> [EXTRACT]
━━━━━━━━
Ivan Schyokin

Personal information
- Full name: Ivan Grigoryevich Schyokin
- Date of birth: 15 July 1944
- Place of birth: Cahul, Moldovan SSR
- Date of death: 22 January 2000 (aged 55)
- Place of death: Soligorsk, Belarus
- Height: 1.72 m (5 ft 8 in)
- Position: Forward

Senior career*
- Years: Team / Apps / (Gls)
- 1963: Stroitel Beltsy
- 1964: Luceafărul Tiraspol / 16 / (1)
- 1966: Dvina Vitebsk / 32 / (2)
- 1967–1975: Bug Brest / 202 / (43)

Managerial career
- 1977–1978: Dinamo Brest (assistant)
- 1978–1982: Dinamo Brest
- 1985–1986: Dinamo Brest
- 1987–1991: Dinamo Minsk (assistant/reserves)
- 1992–1994: Dinamo-93 Minsk
- 1994–1997: Dinamo Minsk
- 1997–2000: Shakhtyor Soligorsk

= Ivan Schyokin =

Belarusian footballer and manager

Ivan Grigoryevich Schyokin (Иван Щёкин; 15 July 1944 – 22 January 2000) was a Belarusian football manager and footballer who last managed Shakhtyor Soligorsk.

==Playing career==
Schyokin played as a striker and played for Belarusian side Dynamo Brest.

==Managerial career==
Schyokin started his managerial career with Belarusian side Dynamo Brest.

==Death==
Schyokin died in January 2000 after an accident during Shakhtyor Soligorsk pre-season practice in the pool.
━━━━━━━━
> [DATA SUPPLIED]
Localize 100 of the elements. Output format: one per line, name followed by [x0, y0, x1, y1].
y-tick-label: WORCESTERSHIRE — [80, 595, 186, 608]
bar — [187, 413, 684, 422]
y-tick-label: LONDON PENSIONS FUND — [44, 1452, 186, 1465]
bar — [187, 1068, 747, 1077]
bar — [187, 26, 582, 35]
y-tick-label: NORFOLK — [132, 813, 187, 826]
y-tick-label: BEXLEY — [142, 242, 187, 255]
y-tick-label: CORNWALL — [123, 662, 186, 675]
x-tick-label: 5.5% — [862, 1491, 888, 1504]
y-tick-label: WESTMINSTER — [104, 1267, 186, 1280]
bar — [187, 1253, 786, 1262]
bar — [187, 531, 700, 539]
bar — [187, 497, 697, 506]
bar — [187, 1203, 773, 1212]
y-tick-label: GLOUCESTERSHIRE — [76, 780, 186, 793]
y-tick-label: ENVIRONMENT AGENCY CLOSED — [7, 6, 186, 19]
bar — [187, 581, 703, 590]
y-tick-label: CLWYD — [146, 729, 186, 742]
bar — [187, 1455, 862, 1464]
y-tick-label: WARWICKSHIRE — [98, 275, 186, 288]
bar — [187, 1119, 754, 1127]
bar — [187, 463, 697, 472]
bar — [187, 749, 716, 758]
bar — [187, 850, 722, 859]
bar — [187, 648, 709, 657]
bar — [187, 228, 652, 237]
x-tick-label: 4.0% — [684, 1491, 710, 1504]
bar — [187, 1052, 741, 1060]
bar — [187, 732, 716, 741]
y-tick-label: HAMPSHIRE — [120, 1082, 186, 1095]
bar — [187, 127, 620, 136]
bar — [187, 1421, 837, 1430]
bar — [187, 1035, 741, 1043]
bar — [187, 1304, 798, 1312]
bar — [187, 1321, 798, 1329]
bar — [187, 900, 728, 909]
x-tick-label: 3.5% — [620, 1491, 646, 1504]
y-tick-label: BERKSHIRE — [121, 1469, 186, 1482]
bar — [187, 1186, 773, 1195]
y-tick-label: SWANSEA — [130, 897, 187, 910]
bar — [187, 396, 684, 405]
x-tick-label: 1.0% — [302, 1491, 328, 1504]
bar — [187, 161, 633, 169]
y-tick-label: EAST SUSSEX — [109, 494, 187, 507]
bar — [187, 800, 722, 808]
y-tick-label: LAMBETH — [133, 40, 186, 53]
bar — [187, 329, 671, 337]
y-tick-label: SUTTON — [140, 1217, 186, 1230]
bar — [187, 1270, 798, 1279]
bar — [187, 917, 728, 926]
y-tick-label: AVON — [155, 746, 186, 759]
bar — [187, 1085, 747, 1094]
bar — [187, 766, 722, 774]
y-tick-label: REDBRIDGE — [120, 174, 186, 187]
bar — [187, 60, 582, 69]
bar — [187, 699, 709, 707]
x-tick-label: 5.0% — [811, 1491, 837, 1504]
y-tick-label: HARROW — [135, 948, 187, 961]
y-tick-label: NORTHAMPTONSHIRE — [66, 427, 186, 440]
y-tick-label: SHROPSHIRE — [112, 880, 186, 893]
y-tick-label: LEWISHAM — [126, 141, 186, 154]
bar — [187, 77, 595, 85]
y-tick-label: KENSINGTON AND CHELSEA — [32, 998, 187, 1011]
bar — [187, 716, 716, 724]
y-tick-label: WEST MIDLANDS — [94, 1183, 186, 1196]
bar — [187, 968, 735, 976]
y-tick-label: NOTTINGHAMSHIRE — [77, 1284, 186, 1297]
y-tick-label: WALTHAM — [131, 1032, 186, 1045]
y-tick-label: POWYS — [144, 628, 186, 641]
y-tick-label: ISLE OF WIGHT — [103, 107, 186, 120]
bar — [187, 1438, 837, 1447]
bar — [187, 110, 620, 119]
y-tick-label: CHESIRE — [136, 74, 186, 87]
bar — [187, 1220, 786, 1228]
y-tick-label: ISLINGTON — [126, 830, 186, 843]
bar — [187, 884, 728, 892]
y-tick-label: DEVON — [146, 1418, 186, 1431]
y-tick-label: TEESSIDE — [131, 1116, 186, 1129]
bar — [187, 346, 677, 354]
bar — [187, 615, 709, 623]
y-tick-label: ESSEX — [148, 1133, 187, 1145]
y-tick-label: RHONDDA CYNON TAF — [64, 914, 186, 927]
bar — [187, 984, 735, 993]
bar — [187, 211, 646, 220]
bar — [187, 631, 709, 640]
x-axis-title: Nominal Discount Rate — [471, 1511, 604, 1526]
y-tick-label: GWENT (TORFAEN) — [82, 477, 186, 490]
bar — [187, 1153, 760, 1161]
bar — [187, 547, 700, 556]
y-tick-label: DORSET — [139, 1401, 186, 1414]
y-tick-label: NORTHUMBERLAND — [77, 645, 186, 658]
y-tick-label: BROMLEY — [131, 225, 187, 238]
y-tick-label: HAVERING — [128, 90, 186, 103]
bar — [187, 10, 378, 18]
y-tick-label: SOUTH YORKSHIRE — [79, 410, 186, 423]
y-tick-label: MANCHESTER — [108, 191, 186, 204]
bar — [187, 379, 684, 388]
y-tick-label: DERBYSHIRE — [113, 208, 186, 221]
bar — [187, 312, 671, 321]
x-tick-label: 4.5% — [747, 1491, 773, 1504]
━━━━━━━━
> [TASK A] According to the Ivan Schyokin page, where was he born?
> [TASK B] List every team named in the senior career section of the Ivan Schyokin page.
The lines are not needed for anything here.

> [WORKED SOLUTION A] Cahul, Moldovan SSR

> [WORKED SOLUTION B] Stroitel Beltsy, Luceafărul Tiraspol, Dvina Vitebsk, Bug Brest